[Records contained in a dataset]
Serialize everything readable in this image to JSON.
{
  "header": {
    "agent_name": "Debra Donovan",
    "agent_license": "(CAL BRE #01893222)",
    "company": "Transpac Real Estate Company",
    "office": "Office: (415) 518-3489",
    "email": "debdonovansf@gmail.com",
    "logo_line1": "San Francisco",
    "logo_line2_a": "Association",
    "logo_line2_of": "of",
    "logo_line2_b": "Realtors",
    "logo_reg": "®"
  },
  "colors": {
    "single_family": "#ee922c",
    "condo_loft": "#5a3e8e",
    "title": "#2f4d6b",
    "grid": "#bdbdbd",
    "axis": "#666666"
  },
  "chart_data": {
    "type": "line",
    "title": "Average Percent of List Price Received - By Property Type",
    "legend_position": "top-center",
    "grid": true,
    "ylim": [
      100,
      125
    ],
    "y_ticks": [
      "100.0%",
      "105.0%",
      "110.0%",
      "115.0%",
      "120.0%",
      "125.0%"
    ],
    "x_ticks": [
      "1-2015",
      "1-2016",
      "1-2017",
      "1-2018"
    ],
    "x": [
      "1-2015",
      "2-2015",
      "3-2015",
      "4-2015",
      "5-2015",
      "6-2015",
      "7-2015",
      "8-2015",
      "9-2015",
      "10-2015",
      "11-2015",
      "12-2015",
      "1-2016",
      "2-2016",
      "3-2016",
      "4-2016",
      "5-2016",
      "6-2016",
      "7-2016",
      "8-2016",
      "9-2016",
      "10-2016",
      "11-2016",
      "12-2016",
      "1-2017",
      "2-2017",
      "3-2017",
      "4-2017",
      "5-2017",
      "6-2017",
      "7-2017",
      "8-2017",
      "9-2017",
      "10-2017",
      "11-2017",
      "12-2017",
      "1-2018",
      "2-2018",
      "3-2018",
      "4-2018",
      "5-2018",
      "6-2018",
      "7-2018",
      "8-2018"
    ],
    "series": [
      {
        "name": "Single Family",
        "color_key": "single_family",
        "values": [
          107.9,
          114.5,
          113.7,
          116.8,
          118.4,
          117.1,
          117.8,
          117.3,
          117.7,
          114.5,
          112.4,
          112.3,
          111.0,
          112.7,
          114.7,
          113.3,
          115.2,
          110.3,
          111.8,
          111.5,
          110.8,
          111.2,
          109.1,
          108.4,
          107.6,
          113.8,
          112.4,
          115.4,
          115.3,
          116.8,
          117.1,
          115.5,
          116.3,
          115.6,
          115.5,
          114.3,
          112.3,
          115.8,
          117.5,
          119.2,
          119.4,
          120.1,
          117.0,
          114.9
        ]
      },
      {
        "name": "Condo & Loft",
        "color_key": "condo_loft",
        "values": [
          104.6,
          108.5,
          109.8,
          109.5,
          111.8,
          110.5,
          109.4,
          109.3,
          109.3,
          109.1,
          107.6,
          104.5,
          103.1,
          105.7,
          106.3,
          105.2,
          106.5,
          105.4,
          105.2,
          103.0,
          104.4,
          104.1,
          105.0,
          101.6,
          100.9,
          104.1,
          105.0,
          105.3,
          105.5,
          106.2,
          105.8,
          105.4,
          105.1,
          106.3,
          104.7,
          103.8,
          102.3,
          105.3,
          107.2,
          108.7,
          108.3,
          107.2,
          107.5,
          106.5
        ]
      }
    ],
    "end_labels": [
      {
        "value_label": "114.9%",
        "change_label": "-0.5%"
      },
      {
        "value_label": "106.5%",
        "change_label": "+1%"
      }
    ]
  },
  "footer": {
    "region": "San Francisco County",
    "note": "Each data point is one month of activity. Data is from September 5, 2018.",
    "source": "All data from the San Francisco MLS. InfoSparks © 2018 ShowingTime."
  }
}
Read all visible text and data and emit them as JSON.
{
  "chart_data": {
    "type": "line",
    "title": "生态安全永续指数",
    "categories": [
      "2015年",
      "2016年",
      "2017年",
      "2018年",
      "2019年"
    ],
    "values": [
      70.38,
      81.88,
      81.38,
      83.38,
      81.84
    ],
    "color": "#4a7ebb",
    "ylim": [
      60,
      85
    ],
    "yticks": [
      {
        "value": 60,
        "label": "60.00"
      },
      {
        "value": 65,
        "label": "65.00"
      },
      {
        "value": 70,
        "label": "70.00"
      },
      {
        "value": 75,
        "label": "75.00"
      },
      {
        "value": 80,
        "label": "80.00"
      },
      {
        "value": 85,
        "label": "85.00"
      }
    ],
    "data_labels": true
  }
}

GIVEN PROBLEM :: Without leaving anything out, give the entries again exactly.

RESPONSE TO THE TASK ::
Serialize everything readable in this image to JSON.
{
  "header": {
    "agent_name": "Debra Donovan",
    "agent_license": "(CAL BRE #01893222)",
    "company": "Transpac Real Estate Company",
    "office": "Office: (415) 518-3489",
    "email": "debdonovansf@gmail.com",
    "logo_line1": "San Francisco",
    "logo_line2_a": "Association",
    "logo_line2_of": "of",
    "logo_line2_b": "Realtors",
    "logo_reg": "®"
  },
  "colors": {
    "single_family": "#ee922c",
    "condo_loft": "#5a3e8e",
    "title": "#2f4d6b",
    "grid": "#bdbdbd",
    "axis": "#666666"
  },
  "chart_data": {
    "type": "line",
    "title": "Average Percent of List Price Received - By Property Type",
    "legend_position": "top-center",
    "grid": true,
    "ylim": [
      100,
      125
    ],
    "y_ticks": [
      "100.0%",
      "105.0%",
      "110.0%",
      "115.0%",
      "120.0%",
      "125.0%"
    ],
    "x_ticks": [
      "1-2015",
      "1-2016",
      "1-2017",
      "1-2018"
    ],
    "x": [
      "1-2015",
      "2-2015",
      "3-2015",
      "4-2015",
      "5-2015",
      "6-2015",
      "7-2015",
      "8-2015",
      "9-2015",
      "10-2015",
      "11-2015",
      "12-2015",
      "1-2016",
      "2-2016",
      "3-2016",
      "4-2016",
      "5-2016",
      "6-2016",
      "7-2016",
      "8-2016",
      "9-2016",
      "10-2016",
      "11-2016",
      "12-2016",
      "1-2017",
      "2-2017",
      "3-2017",
      "4-2017",
      "5-2017",
      "6-2017",
      "7-2017",
      "8-2017",
      "9-2017",
      "10-2017",
      "11-2017",
      "12-2017",
      "1-2018",
      "2-2018",
      "3-2018",
      "4-2018",
      "5-2018",
      "6-2018",
      "7-2018",
      "8-2018"
    ],
    "series": [
      {
        "name": "Single Family",
        "color_key": "single_family",
        "values": [
          107.9,
          114.5,
          113.7,
          116.8,
          118.4,
          117.1,
          117.8,
          117.3,
          117.7,
          114.5,
          112.4,
          112.3,
          111.0,
          112.7,
          114.7,
          113.3,
          115.2,
          110.3,
          111.8,
          111.5,
          110.8,
          111.2,
          109.1,
          108.4,
          107.6,
          113.8,
          112.4,
          115.4,
          115.3,
          116.8,
          117.1,
          115.5,
          116.3,
          115.6,
          115.5,
          114.3,
          112.3,
          115.8,
          117.5,
          119.2,
          119.4,
          120.1,
          117.0,
          114.9
        ]
      },
      {
        "name": "Condo & Loft",
        "color_key": "condo_loft",
        "values": [
          104.6,
          108.5,
          109.8,
          109.5,
          111.8,
          110.5,
          109.4,
          109.3,
          109.3,
          109.1,
          107.6,
          104.5,
          103.1,
          105.7,
          106.3,
          105.2,
          106.5,
          105.4,
          105.2,
          103.0,
          104.4,
          104.1,
          105.0,
          101.6,
          100.9,
          104.1,
          105.0,
          105.3,
          105.5,
          106.2,
          105.8,
          105.4,
          105.1,
          106.3,
          104.7,
          103.8,
          102.3,
          105.3,
          107.2,
          108.7,
          108.3,
          107.2,
          107.5,
          106.5
        ]
      }
    ],
    "end_labels": [
      {
        "value_label": "114.9%",
        "change_label": "-0.5%"
      },
      {
        "value_label": "106.5%",
        "change_label": "+1%"
      }
    ]
  },
  "footer": {
    "region": "San Francisco County",
    "note": "Each data point is one month of activity. Data is from September 5, 2018.",
    "source": "All data from the San Francisco MLS. InfoSparks © 2018 ShowingTime."
  }
}
Read all visible text and data and emit them as JSON.
{
  "chart_data": {
    "type": "line",
    "title": "生态安全永续指数",
    "categories": [
      "2015年",
      "2016年",
      "2017年",
      "2018年",
      "2019年"
    ],
    "values": [
      70.38,
      81.88,
      81.38,
      83.38,
      81.84
    ],
    "color": "#4a7ebb",
    "ylim": [
      60,
      85
    ],
    "yticks": [
      {
        "value": 60,
        "label": "60.00"
      },
      {
        "value": 65,
        "label": "65.00"
      },
      {
        "value": 70,
        "label": "70.00"
      },
      {
        "value": 75,
        "label": "75.00"
      },
      {
        "value": 80,
        "label": "80.00"
      },
      {
        "value": 85,
        "label": "85.00"
      }
    ],
    "data_labels": true
  }
}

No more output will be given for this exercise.